◆ What to produce
Set down all of the entries word for word, omitting the images they contain.

◆ Listed records
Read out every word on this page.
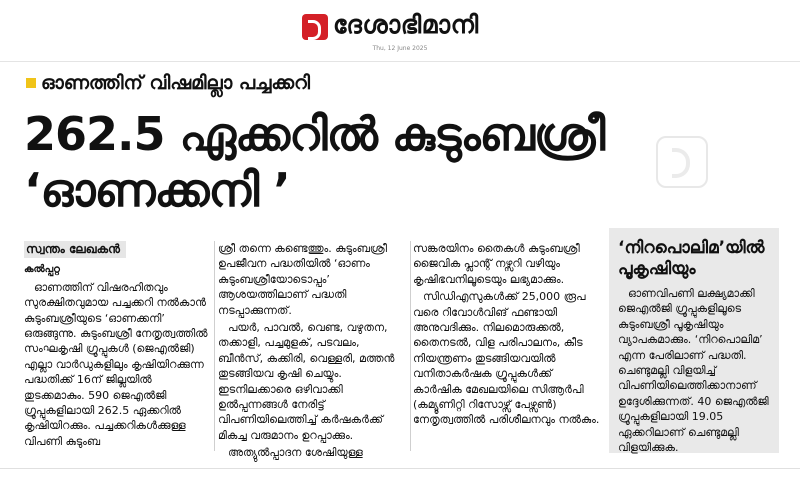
ദേശാഭിമാനി
Thu, 12 June 2025
ഓണത്തിന് വിഷമില്ലാ പച്ചക്കറി
262.5 ഏക്കറിൽ കുടുംബശ്രീ
‘ഓണക്കനി ’
സ്വന്തം ലേഖകൻ
കല്‍പ്പറ്റ

ഓണത്തിന് വിഷരഹിതവും സുരക്ഷിതവുമായ പച്ചക്കറി നൽകാൻ കുടുംബശ്രീയുടെ ‘ഓണക്കനി’ ഒരുങ്ങുന്നു. കുടുംബശ്രീ നേതൃത്വത്തിൽ സംഘകൃഷി ഗ്രൂപ്പുകൾ (ജെഎൽജി) എല്ലാ വാർഡുകളിലും കൃഷിയിറക്കുന്ന പദ്ധതിക്ക് 16ന് ജില്ലയിൽ തുടക്കമാകും. 590 ജെഎൽജി ഗ്രൂപ്പുകളിലായി 262.5 ഏക്കറിൽ കൃഷിയിറക്കും. പച്ചക്കറികൾക്കുള്ള വിപണി കുടുംബ

ശ്രീ തന്നെ കണ്ടെത്തും. കുടുംബശ്രീ ഉപജീവന പദ്ധതിയിൽ ‘ഓണം കുടുംബശ്രീയോടൊപ്പം’ ആശയത്തിലാണ് പദ്ധതി നടപ്പാക്കുന്നത്.

പയർ, പാവൽ, വെണ്ട, വഴുതന, തക്കാളി, പച്ചമുളക്, പടവലം, ബീൻസ്, കക്കിരി, വെള്ളരി, മത്തൻ തുടങ്ങിയവ കൃഷി ചെയ്യും. ഇടനിലക്കാരെ ഒഴിവാക്കി ഉൽപ്പന്നങ്ങൾ നേരിട്ട് വിപണിയിലെത്തിച്ച് കർഷകർക്ക് മികച്ച വരുമാനം ഉറപ്പാക്കും.

അത്യുൽപ്പാദന ശേഷിയുള്ള

സങ്കരയിനം തൈകൾ കുടുംബശ്രീ ജൈവിക പ്ലാന്റ് നഴ്സറി വഴിയും കൃഷിഭവനിലൂടെയും ലഭ്യമാക്കും.

സിഡിഎസുകൾക്ക് 25,000 രൂപ വരെ റിവോൾവിങ് ഫണ്ടായി അനുവദിക്കും. നിലമൊരുക്കൽ, തൈനടൽ, വിള പരിപാലനം, കീട നിയന്ത്രണം തുടങ്ങിയവയിൽ വനിതാകർഷക ഗ്രൂപ്പുകൾക്ക് കാർഷിക മേഖലയിലെ സിആർപി (കമ്യൂണിറ്റി റിസോഴ്സ് പേഴ്സൺ) നേതൃത്വത്തിൽ പരിശീലനവും നൽകും.

‘നിറപൊലിമ’യിൽ
പൂകൃഷിയും
ഓണവിപണി ലക്ഷ്യമാക്കി ജെഎൽജി ഗ്രൂപ്പുകളിലൂടെ കുടുംബശ്രീ പൂകൃഷിയും വ്യാപകമാക്കും. ‘നിറപൊലിമ’ എന്ന പേരിലാണ് പദ്ധതി. ചെണ്ടുമല്ലി വിളയിച്ച് വിപണിയിലെത്തിക്കാനാണ് ഉദ്ദേശിക്കുന്നത്. 40 ജെഎൽജി ഗ്രൂപ്പുകളിലായി 19.05 ഏക്കറിലാണ് ചെണ്ടുമല്ലി വിളയിക്കുക.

◆ Exercise response
Read out every word on this page.
ദേശാഭിമാനി
Thu, 12 June 2025
ഓണത്തിന് വിഷമില്ലാ പച്ചക്കറി
262.5 ഏക്കറിൽ കുടുംബശ്രീ
‘ഓണക്കനി ’
സ്വന്തം ലേഖകൻ
കല്‍പ്പറ്റ

ഓണത്തിന് വിഷരഹിതവും സുരക്ഷിതവുമായ പച്ചക്കറി നൽകാൻ കുടുംബശ്രീയുടെ ‘ഓണക്കനി’ ഒരുങ്ങുന്നു. കുടുംബശ്രീ നേതൃത്വത്തിൽ സംഘകൃഷി ഗ്രൂപ്പുകൾ (ജെഎൽജി) എല്ലാ വാർഡുകളിലും കൃഷിയിറക്കുന്ന പദ്ധതിക്ക് 16ന് ജില്ലയിൽ തുടക്കമാകും. 590 ജെഎൽജി ഗ്രൂപ്പുകളിലായി 262.5 ഏക്കറിൽ കൃഷിയിറക്കും. പച്ചക്കറികൾക്കുള്ള വിപണി കുടുംബ

ശ്രീ തന്നെ കണ്ടെത്തും. കുടുംബശ്രീ ഉപജീവന പദ്ധതിയിൽ ‘ഓണം കുടുംബശ്രീയോടൊപ്പം’ ആശയത്തിലാണ് പദ്ധതി നടപ്പാക്കുന്നത്.

പയർ, പാവൽ, വെണ്ട, വഴുതന, തക്കാളി, പച്ചമുളക്, പടവലം, ബീൻസ്, കക്കിരി, വെള്ളരി, മത്തൻ തുടങ്ങിയവ കൃഷി ചെയ്യും. ഇടനിലക്കാരെ ഒഴിവാക്കി ഉൽപ്പന്നങ്ങൾ നേരിട്ട് വിപണിയിലെത്തിച്ച് കർഷകർക്ക് മികച്ച വരുമാനം ഉറപ്പാക്കും.

അത്യുൽപ്പാദന ശേഷിയുള്ള

സങ്കരയിനം തൈകൾ കുടുംബശ്രീ ജൈവിക പ്ലാന്റ് നഴ്സറി വഴിയും കൃഷിഭവനിലൂടെയും ലഭ്യമാക്കും.

സിഡിഎസുകൾക്ക് 25,000 രൂപ വരെ റിവോൾവിങ് ഫണ്ടായി അനുവദിക്കും. നിലമൊരുക്കൽ, തൈനടൽ, വിള പരിപാലനം, കീട നിയന്ത്രണം തുടങ്ങിയവയിൽ വനിതാകർഷക ഗ്രൂപ്പുകൾക്ക് കാർഷിക മേഖലയിലെ സിആർപി (കമ്യൂണിറ്റി റിസോഴ്സ് പേഴ്സൺ) നേതൃത്വത്തിൽ പരിശീലനവും നൽകും.

‘നിറപൊലിമ’യിൽ
പൂകൃഷിയും
ഓണവിപണി ലക്ഷ്യമാക്കി ജെഎൽജി ഗ്രൂപ്പുകളിലൂടെ കുടുംബശ്രീ പൂകൃഷിയും വ്യാപകമാക്കും. ‘നിറപൊലിമ’ എന്ന പേരിലാണ് പദ്ധതി. ചെണ്ടുമല്ലി വിളയിച്ച് വിപണിയിലെത്തിക്കാനാണ് ഉദ്ദേശിക്കുന്നത്. 40 ജെഎൽജി ഗ്രൂപ്പുകളിലായി 19.05 ഏക്കറിലാണ് ചെണ്ടുമല്ലി വിളയിക്കുക.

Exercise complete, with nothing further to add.